— Start of Exercise data —

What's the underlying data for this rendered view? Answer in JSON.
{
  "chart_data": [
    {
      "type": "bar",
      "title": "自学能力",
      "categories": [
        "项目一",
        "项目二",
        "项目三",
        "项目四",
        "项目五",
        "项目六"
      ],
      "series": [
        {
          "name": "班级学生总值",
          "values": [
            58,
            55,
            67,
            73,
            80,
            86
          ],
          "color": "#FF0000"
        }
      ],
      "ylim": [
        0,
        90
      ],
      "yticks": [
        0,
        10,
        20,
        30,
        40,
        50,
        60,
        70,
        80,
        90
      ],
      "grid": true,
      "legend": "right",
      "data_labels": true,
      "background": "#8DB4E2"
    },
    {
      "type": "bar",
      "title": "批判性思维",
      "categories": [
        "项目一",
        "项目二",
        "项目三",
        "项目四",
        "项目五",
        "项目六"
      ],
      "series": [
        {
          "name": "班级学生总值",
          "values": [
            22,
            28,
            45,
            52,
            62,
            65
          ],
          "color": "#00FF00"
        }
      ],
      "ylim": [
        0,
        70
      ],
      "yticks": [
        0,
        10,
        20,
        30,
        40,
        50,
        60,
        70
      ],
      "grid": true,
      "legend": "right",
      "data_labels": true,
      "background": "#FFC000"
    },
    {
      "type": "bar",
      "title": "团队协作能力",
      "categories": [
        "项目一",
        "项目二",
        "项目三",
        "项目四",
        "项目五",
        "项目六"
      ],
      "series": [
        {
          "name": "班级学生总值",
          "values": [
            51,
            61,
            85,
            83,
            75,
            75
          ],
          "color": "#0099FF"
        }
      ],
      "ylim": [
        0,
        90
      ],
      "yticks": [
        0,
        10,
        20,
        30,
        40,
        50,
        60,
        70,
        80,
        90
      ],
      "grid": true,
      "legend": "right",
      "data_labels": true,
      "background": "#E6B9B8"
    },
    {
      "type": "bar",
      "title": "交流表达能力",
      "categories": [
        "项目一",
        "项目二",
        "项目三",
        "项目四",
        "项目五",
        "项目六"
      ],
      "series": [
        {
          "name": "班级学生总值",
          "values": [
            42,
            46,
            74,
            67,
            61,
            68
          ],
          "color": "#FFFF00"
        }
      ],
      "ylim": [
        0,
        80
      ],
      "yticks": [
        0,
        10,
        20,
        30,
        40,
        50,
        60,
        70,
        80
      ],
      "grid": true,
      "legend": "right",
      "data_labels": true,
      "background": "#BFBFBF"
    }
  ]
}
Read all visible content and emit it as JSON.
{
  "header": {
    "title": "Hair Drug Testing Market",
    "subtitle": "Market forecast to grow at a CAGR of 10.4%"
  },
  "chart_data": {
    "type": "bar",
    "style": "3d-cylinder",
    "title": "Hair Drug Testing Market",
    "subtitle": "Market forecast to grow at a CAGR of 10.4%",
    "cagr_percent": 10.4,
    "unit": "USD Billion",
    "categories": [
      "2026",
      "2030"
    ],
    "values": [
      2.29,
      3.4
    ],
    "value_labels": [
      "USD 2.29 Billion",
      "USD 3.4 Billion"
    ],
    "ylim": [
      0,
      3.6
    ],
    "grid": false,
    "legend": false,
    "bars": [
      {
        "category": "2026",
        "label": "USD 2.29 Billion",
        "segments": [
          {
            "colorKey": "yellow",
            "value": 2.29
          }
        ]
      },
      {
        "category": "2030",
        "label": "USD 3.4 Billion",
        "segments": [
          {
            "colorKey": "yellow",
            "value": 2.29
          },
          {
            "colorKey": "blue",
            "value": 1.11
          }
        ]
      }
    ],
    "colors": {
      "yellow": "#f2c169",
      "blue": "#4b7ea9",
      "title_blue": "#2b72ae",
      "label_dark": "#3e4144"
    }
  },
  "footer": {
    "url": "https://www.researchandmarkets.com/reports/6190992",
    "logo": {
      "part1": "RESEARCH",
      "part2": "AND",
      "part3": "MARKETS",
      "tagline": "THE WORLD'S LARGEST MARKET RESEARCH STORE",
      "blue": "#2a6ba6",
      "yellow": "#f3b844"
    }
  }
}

— End of Exercise data —

### What you are asked to do
Retype the entries one by one, exactly.

### Worked solution
What's the underlying data for this rendered view? Answer in JSON.
{
  "chart_data": [
    {
      "type": "bar",
      "title": "自学能力",
      "categories": [
        "项目一",
        "项目二",
        "项目三",
        "项目四",
        "项目五",
        "项目六"
      ],
      "series": [
        {
          "name": "班级学生总值",
          "values": [
            58,
            55,
            67,
            73,
            80,
            86
          ],
          "color": "#FF0000"
        }
      ],
      "ylim": [
        0,
        90
      ],
      "yticks": [
        0,
        10,
        20,
        30,
        40,
        50,
        60,
        70,
        80,
        90
      ],
      "grid": true,
      "legend": "right",
      "data_labels": true,
      "background": "#8DB4E2"
    },
    {
      "type": "bar",
      "title": "批判性思维",
      "categories": [
        "项目一",
        "项目二",
        "项目三",
        "项目四",
        "项目五",
        "项目六"
      ],
      "series": [
        {
          "name": "班级学生总值",
          "values": [
            22,
            28,
            45,
            52,
            62,
            65
          ],
          "color": "#00FF00"
        }
      ],
      "ylim": [
        0,
        70
      ],
      "yticks": [
        0,
        10,
        20,
        30,
        40,
        50,
        60,
        70
      ],
      "grid": true,
      "legend": "right",
      "data_labels": true,
      "background": "#FFC000"
    },
    {
      "type": "bar",
      "title": "团队协作能力",
      "categories": [
        "项目一",
        "项目二",
        "项目三",
        "项目四",
        "项目五",
        "项目六"
      ],
      "series": [
        {
          "name": "班级学生总值",
          "values": [
            51,
            61,
            85,
            83,
            75,
            75
          ],
          "color": "#0099FF"
        }
      ],
      "ylim": [
        0,
        90
      ],
      "yticks": [
        0,
        10,
        20,
        30,
        40,
        50,
        60,
        70,
        80,
        90
      ],
      "grid": true,
      "legend": "right",
      "data_labels": true,
      "background": "#E6B9B8"
    },
    {
      "type": "bar",
      "title": "交流表达能力",
      "categories": [
        "项目一",
        "项目二",
        "项目三",
        "项目四",
        "项目五",
        "项目六"
      ],
      "series": [
        {
          "name": "班级学生总值",
          "values": [
            42,
            46,
            74,
            67,
            61,
            68
          ],
          "color": "#FFFF00"
        }
      ],
      "ylim": [
        0,
        80
      ],
      "yticks": [
        0,
        10,
        20,
        30,
        40,
        50,
        60,
        70,
        80
      ],
      "grid": true,
      "legend": "right",
      "data_labels": true,
      "background": "#BFBFBF"
    }
  ]
}
Read all visible content and emit it as JSON.
{
  "header": {
    "title": "Hair Drug Testing Market",
    "subtitle": "Market forecast to grow at a CAGR of 10.4%"
  },
  "chart_data": {
    "type": "bar",
    "style": "3d-cylinder",
    "title": "Hair Drug Testing Market",
    "subtitle": "Market forecast to grow at a CAGR of 10.4%",
    "cagr_percent": 10.4,
    "unit": "USD Billion",
    "categories": [
      "2026",
      "2030"
    ],
    "values": [
      2.29,
      3.4
    ],
    "value_labels": [
      "USD 2.29 Billion",
      "USD 3.4 Billion"
    ],
    "ylim": [
      0,
      3.6
    ],
    "grid": false,
    "legend": false,
    "bars": [
      {
        "category": "2026",
        "label": "USD 2.29 Billion",
        "segments": [
          {
            "colorKey": "yellow",
            "value": 2.29
          }
        ]
      },
      {
        "category": "2030",
        "label": "USD 3.4 Billion",
        "segments": [
          {
            "colorKey": "yellow",
            "value": 2.29
          },
          {
            "colorKey": "blue",
            "value": 1.11
          }
        ]
      }
    ],
    "colors": {
      "yellow": "#f2c169",
      "blue": "#4b7ea9",
      "title_blue": "#2b72ae",
      "label_dark": "#3e4144"
    }
  },
  "footer": {
    "url": "https://www.researchandmarkets.com/reports/6190992",
    "logo": {
      "part1": "RESEARCH",
      "part2": "AND",
      "part3": "MARKETS",
      "tagline": "THE WORLD'S LARGEST MARKET RESEARCH STORE",
      "blue": "#2a6ba6",
      "yellow": "#f3b844"
    }
  }
}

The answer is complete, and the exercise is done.